REQUIRED TASK:
Without altering anything, repeat each of the records.
— Start —
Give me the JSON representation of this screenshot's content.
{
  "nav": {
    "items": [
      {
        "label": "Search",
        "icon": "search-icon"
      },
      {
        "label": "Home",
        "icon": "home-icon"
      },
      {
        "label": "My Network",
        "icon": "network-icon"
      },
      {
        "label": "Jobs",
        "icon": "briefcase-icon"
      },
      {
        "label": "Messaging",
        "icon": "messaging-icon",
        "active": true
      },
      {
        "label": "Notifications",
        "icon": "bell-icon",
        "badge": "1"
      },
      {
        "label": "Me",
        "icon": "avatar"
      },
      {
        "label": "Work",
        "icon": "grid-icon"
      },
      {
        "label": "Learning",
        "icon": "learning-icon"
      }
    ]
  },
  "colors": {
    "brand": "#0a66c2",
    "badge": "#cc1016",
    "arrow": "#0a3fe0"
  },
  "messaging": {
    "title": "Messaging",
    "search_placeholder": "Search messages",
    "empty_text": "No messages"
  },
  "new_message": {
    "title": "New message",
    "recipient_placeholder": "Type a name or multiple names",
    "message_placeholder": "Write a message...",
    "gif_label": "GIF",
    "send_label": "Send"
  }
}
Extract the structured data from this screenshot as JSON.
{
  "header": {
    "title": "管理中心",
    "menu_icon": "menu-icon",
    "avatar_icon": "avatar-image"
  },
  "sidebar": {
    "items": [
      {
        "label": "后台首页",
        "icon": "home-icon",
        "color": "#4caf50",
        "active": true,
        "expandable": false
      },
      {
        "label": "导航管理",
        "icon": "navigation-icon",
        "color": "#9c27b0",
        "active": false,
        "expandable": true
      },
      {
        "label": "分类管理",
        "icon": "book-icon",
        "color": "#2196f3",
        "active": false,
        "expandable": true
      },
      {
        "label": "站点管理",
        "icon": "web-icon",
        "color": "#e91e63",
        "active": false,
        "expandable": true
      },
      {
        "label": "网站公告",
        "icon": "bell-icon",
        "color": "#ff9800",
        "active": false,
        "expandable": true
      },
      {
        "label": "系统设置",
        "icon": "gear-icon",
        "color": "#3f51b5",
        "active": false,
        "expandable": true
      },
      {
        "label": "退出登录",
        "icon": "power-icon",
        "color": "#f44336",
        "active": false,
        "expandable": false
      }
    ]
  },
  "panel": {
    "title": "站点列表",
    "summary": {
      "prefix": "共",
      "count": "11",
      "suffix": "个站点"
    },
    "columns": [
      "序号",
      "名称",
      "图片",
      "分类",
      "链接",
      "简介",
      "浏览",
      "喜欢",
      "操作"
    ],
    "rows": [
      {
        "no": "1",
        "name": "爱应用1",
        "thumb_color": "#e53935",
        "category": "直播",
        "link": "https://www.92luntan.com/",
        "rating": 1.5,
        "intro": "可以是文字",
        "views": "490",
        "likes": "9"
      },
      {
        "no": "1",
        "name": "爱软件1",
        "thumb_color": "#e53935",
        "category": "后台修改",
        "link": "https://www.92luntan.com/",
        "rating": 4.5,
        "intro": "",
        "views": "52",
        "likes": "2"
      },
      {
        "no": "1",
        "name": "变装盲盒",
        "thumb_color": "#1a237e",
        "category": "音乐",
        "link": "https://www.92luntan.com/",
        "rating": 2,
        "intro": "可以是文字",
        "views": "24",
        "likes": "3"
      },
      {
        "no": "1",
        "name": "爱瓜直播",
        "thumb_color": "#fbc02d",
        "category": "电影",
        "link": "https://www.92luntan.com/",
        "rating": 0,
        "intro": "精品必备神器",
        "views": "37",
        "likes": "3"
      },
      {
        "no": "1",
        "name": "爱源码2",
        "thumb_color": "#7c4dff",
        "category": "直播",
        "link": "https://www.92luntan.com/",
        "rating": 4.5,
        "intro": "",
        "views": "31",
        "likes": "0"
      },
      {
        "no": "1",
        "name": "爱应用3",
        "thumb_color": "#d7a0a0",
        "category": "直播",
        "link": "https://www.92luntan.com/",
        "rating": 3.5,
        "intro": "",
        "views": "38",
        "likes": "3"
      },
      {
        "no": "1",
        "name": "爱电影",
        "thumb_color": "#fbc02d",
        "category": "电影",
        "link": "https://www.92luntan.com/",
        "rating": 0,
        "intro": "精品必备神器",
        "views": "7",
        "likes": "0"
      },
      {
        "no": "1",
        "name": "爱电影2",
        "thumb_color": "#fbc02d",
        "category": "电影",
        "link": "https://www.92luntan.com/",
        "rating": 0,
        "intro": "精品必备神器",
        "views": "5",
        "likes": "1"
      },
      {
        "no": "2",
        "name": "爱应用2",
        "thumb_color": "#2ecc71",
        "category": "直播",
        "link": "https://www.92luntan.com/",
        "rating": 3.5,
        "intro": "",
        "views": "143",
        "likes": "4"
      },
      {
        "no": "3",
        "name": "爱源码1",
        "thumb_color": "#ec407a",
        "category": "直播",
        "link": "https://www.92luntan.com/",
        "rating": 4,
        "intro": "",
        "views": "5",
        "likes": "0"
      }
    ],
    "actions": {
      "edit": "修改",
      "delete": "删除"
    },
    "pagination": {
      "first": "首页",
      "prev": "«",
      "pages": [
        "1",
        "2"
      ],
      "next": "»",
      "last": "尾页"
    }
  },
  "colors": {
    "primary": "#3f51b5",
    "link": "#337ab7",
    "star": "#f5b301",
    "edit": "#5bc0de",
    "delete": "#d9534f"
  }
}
— End —
CORRECT RESULT:
Give me the JSON representation of this screenshot's content.
{
  "nav": {
    "items": [
      {
        "label": "Search",
        "icon": "search-icon"
      },
      {
        "label": "Home",
        "icon": "home-icon"
      },
      {
        "label": "My Network",
        "icon": "network-icon"
      },
      {
        "label": "Jobs",
        "icon": "briefcase-icon"
      },
      {
        "label": "Messaging",
        "icon": "messaging-icon",
        "active": true
      },
      {
        "label": "Notifications",
        "icon": "bell-icon",
        "badge": "1"
      },
      {
        "label": "Me",
        "icon": "avatar"
      },
      {
        "label": "Work",
        "icon": "grid-icon"
      },
      {
        "label": "Learning",
        "icon": "learning-icon"
      }
    ]
  },
  "colors": {
    "brand": "#0a66c2",
    "badge": "#cc1016",
    "arrow": "#0a3fe0"
  },
  "messaging": {
    "title": "Messaging",
    "search_placeholder": "Search messages",
    "empty_text": "No messages"
  },
  "new_message": {
    "title": "New message",
    "recipient_placeholder": "Type a name or multiple names",
    "message_placeholder": "Write a message...",
    "gif_label": "GIF",
    "send_label": "Send"
  }
}
Extract the structured data from this screenshot as JSON.
{
  "header": {
    "title": "管理中心",
    "menu_icon": "menu-icon",
    "avatar_icon": "avatar-image"
  },
  "sidebar": {
    "items": [
      {
        "label": "后台首页",
        "icon": "home-icon",
        "color": "#4caf50",
        "active": true,
        "expandable": false
      },
      {
        "label": "导航管理",
        "icon": "navigation-icon",
        "color": "#9c27b0",
        "active": false,
        "expandable": true
      },
      {
        "label": "分类管理",
        "icon": "book-icon",
        "color": "#2196f3",
        "active": false,
        "expandable": true
      },
      {
        "label": "站点管理",
        "icon": "web-icon",
        "color": "#e91e63",
        "active": false,
        "expandable": true
      },
      {
        "label": "网站公告",
        "icon": "bell-icon",
        "color": "#ff9800",
        "active": false,
        "expandable": true
      },
      {
        "label": "系统设置",
        "icon": "gear-icon",
        "color": "#3f51b5",
        "active": false,
        "expandable": true
      },
      {
        "label": "退出登录",
        "icon": "power-icon",
        "color": "#f44336",
        "active": false,
        "expandable": false
      }
    ]
  },
  "panel": {
    "title": "站点列表",
    "summary": {
      "prefix": "共",
      "count": "11",
      "suffix": "个站点"
    },
    "columns": [
      "序号",
      "名称",
      "图片",
      "分类",
      "链接",
      "简介",
      "浏览",
      "喜欢",
      "操作"
    ],
    "rows": [
      {
        "no": "1",
        "name": "爱应用1",
        "thumb_color": "#e53935",
        "category": "直播",
        "link": "https://www.92luntan.com/",
        "rating": 1.5,
        "intro": "可以是文字",
        "views": "490",
        "likes": "9"
      },
      {
        "no": "1",
        "name": "爱软件1",
        "thumb_color": "#e53935",
        "category": "后台修改",
        "link": "https://www.92luntan.com/",
        "rating": 4.5,
        "intro": "",
        "views": "52",
        "likes": "2"
      },
      {
        "no": "1",
        "name": "变装盲盒",
        "thumb_color": "#1a237e",
        "category": "音乐",
        "link": "https://www.92luntan.com/",
        "rating": 2,
        "intro": "可以是文字",
        "views": "24",
        "likes": "3"
      },
      {
        "no": "1",
        "name": "爱瓜直播",
        "thumb_color": "#fbc02d",
        "category": "电影",
        "link": "https://www.92luntan.com/",
        "rating": 0,
        "intro": "精品必备神器",
        "views": "37",
        "likes": "3"
      },
      {
        "no": "1",
        "name": "爱源码2",
        "thumb_color": "#7c4dff",
        "category": "直播",
        "link": "https://www.92luntan.com/",
        "rating": 4.5,
        "intro": "",
        "views": "31",
        "likes": "0"
      },
      {
        "no": "1",
        "name": "爱应用3",
        "thumb_color": "#d7a0a0",
        "category": "直播",
        "link": "https://www.92luntan.com/",
        "rating": 3.5,
        "intro": "",
        "views": "38",
        "likes": "3"
      },
      {
        "no": "1",
        "name": "爱电影",
        "thumb_color": "#fbc02d",
        "category": "电影",
        "link": "https://www.92luntan.com/",
        "rating": 0,
        "intro": "精品必备神器",
        "views": "7",
        "likes": "0"
      },
      {
        "no": "1",
        "name": "爱电影2",
        "thumb_color": "#fbc02d",
        "category": "电影",
        "link": "https://www.92luntan.com/",
        "rating": 0,
        "intro": "精品必备神器",
        "views": "5",
        "likes": "1"
      },
      {
        "no": "2",
        "name": "爱应用2",
        "thumb_color": "#2ecc71",
        "category": "直播",
        "link": "https://www.92luntan.com/",
        "rating": 3.5,
        "intro": "",
        "views": "143",
        "likes": "4"
      },
      {
        "no": "3",
        "name": "爱源码1",
        "thumb_color": "#ec407a",
        "category": "直播",
        "link": "https://www.92luntan.com/",
        "rating": 4,
        "intro": "",
        "views": "5",
        "likes": "0"
      }
    ],
    "actions": {
      "edit": "修改",
      "delete": "删除"
    },
    "pagination": {
      "first": "首页",
      "prev": "«",
      "pages": [
        "1",
        "2"
      ],
      "next": "»",
      "last": "尾页"
    }
  },
  "colors": {
    "primary": "#3f51b5",
    "link": "#337ab7",
    "star": "#f5b301",
    "edit": "#5bc0de",
    "delete": "#d9534f"
  }
}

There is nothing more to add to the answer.